§ **Task goal**: Reproduce the records below in their entirety, character for character.
### Material shown ###
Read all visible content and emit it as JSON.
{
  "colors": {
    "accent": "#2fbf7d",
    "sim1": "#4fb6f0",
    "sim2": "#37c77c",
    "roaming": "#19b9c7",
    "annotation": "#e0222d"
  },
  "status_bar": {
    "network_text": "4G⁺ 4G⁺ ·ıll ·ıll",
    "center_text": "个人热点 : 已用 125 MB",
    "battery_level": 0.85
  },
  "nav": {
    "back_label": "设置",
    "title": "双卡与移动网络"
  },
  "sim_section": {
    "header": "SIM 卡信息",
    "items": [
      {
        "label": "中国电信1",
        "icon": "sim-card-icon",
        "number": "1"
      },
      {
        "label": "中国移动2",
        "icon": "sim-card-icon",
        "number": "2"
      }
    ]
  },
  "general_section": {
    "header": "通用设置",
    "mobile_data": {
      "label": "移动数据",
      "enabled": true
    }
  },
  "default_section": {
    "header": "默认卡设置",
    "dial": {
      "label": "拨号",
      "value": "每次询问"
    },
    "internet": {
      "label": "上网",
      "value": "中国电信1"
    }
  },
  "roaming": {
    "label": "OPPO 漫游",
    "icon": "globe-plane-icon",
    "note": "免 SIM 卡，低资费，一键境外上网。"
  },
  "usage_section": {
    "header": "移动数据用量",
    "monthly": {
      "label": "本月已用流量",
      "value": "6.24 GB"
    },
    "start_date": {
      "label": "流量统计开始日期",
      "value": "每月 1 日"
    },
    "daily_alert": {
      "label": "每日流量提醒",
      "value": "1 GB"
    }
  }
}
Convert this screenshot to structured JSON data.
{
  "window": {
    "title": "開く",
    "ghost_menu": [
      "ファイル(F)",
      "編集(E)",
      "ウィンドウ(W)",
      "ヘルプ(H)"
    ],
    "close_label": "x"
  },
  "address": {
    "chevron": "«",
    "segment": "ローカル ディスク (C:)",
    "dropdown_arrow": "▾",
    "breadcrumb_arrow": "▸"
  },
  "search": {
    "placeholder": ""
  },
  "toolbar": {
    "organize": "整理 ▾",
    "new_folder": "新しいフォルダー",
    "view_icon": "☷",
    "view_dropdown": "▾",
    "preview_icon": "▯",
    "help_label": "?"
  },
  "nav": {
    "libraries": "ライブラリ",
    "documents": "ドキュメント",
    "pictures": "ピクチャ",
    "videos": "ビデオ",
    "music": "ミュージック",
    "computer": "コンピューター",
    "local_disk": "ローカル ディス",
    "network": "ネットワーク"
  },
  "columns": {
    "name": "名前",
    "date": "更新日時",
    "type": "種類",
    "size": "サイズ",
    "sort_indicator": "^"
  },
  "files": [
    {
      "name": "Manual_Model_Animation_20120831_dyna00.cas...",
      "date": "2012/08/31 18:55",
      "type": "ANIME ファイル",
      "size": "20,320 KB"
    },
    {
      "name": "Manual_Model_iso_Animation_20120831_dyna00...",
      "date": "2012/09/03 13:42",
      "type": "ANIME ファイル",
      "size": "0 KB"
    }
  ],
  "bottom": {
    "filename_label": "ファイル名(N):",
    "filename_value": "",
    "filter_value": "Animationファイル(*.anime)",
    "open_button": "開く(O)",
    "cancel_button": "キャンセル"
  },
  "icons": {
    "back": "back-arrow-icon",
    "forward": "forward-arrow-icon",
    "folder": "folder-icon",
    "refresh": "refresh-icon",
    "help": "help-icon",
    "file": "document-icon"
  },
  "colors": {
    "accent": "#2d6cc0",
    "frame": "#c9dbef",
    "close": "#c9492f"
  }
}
###
§ **Full answer**:
Read all visible content and emit it as JSON.
{
  "colors": {
    "accent": "#2fbf7d",
    "sim1": "#4fb6f0",
    "sim2": "#37c77c",
    "roaming": "#19b9c7",
    "annotation": "#e0222d"
  },
  "status_bar": {
    "network_text": "4G⁺ 4G⁺ ·ıll ·ıll",
    "center_text": "个人热点 : 已用 125 MB",
    "battery_level": 0.85
  },
  "nav": {
    "back_label": "设置",
    "title": "双卡与移动网络"
  },
  "sim_section": {
    "header": "SIM 卡信息",
    "items": [
      {
        "label": "中国电信1",
        "icon": "sim-card-icon",
        "number": "1"
      },
      {
        "label": "中国移动2",
        "icon": "sim-card-icon",
        "number": "2"
      }
    ]
  },
  "general_section": {
    "header": "通用设置",
    "mobile_data": {
      "label": "移动数据",
      "enabled": true
    }
  },
  "default_section": {
    "header": "默认卡设置",
    "dial": {
      "label": "拨号",
      "value": "每次询问"
    },
    "internet": {
      "label": "上网",
      "value": "中国电信1"
    }
  },
  "roaming": {
    "label": "OPPO 漫游",
    "icon": "globe-plane-icon",
    "note": "免 SIM 卡，低资费，一键境外上网。"
  },
  "usage_section": {
    "header": "移动数据用量",
    "monthly": {
      "label": "本月已用流量",
      "value": "6.24 GB"
    },
    "start_date": {
      "label": "流量统计开始日期",
      "value": "每月 1 日"
    },
    "daily_alert": {
      "label": "每日流量提醒",
      "value": "1 GB"
    }
  }
}
Convert this screenshot to structured JSON data.
{
  "window": {
    "title": "開く",
    "ghost_menu": [
      "ファイル(F)",
      "編集(E)",
      "ウィンドウ(W)",
      "ヘルプ(H)"
    ],
    "close_label": "x"
  },
  "address": {
    "chevron": "«",
    "segment": "ローカル ディスク (C:)",
    "dropdown_arrow": "▾",
    "breadcrumb_arrow": "▸"
  },
  "search": {
    "placeholder": ""
  },
  "toolbar": {
    "organize": "整理 ▾",
    "new_folder": "新しいフォルダー",
    "view_icon": "☷",
    "view_dropdown": "▾",
    "preview_icon": "▯",
    "help_label": "?"
  },
  "nav": {
    "libraries": "ライブラリ",
    "documents": "ドキュメント",
    "pictures": "ピクチャ",
    "videos": "ビデオ",
    "music": "ミュージック",
    "computer": "コンピューター",
    "local_disk": "ローカル ディス",
    "network": "ネットワーク"
  },
  "columns": {
    "name": "名前",
    "date": "更新日時",
    "type": "種類",
    "size": "サイズ",
    "sort_indicator": "^"
  },
  "files": [
    {
      "name": "Manual_Model_Animation_20120831_dyna00.cas...",
      "date": "2012/08/31 18:55",
      "type": "ANIME ファイル",
      "size": "20,320 KB"
    },
    {
      "name": "Manual_Model_iso_Animation_20120831_dyna00...",
      "date": "2012/09/03 13:42",
      "type": "ANIME ファイル",
      "size": "0 KB"
    }
  ],
  "bottom": {
    "filename_label": "ファイル名(N):",
    "filename_value": "",
    "filter_value": "Animationファイル(*.anime)",
    "open_button": "開く(O)",
    "cancel_button": "キャンセル"
  },
  "icons": {
    "back": "back-arrow-icon",
    "forward": "forward-arrow-icon",
    "folder": "folder-icon",
    "refresh": "refresh-icon",
    "help": "help-icon",
    "file": "document-icon"
  },
  "colors": {
    "accent": "#2d6cc0",
    "frame": "#c9dbef",
    "close": "#c9492f"
  }
}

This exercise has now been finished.